■ **Instructions for the task**
Could you copy the records from the very first line through the line containing "passage-paragraph: Animals are", changing "trapper" to "hunter" and leaving everything else as it is?
============
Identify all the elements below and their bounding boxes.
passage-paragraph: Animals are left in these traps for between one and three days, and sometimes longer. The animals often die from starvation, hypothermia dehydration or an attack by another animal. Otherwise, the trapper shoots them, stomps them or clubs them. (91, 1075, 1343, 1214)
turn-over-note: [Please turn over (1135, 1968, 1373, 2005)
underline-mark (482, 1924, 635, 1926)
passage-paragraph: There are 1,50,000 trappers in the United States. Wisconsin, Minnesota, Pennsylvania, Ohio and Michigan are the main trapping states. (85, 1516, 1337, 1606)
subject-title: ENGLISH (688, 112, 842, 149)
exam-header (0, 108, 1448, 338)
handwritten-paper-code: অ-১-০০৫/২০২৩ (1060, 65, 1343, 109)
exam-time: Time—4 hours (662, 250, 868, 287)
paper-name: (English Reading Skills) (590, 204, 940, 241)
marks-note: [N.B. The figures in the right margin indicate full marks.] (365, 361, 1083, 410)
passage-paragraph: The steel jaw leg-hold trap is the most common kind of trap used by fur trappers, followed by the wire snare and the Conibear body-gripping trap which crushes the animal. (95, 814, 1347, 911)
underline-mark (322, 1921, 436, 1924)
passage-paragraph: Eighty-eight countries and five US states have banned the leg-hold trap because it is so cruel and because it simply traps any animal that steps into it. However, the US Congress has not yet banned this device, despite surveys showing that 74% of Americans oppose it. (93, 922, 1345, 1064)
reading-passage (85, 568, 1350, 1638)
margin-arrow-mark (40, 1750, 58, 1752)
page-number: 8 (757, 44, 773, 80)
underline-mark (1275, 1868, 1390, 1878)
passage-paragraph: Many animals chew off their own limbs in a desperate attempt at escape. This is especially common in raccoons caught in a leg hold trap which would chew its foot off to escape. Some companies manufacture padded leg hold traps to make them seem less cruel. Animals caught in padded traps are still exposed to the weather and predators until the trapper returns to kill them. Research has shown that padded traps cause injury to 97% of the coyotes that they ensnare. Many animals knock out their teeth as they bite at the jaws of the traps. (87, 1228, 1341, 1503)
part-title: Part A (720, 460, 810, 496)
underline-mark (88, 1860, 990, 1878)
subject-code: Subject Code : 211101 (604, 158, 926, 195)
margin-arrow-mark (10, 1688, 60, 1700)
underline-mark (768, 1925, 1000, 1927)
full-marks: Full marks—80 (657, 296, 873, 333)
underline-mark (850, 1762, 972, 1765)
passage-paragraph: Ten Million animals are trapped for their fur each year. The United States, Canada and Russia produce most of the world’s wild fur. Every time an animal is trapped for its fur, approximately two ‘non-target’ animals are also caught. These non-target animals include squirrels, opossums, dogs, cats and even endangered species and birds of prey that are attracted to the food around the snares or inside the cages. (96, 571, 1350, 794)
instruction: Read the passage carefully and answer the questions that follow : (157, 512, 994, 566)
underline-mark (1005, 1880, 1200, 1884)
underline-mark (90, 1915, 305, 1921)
============
■ **Expected answer**
Identify all the elements below and their bounding boxes.
passage-paragraph: Animals are left in these traps for between one and three days, and sometimes longer. The animals often die from starvation, hypothermia dehydration or an attack by another animal. Otherwise, the hunter shoots them, stomps them or clubs them. (91, 1075, 1343, 1214)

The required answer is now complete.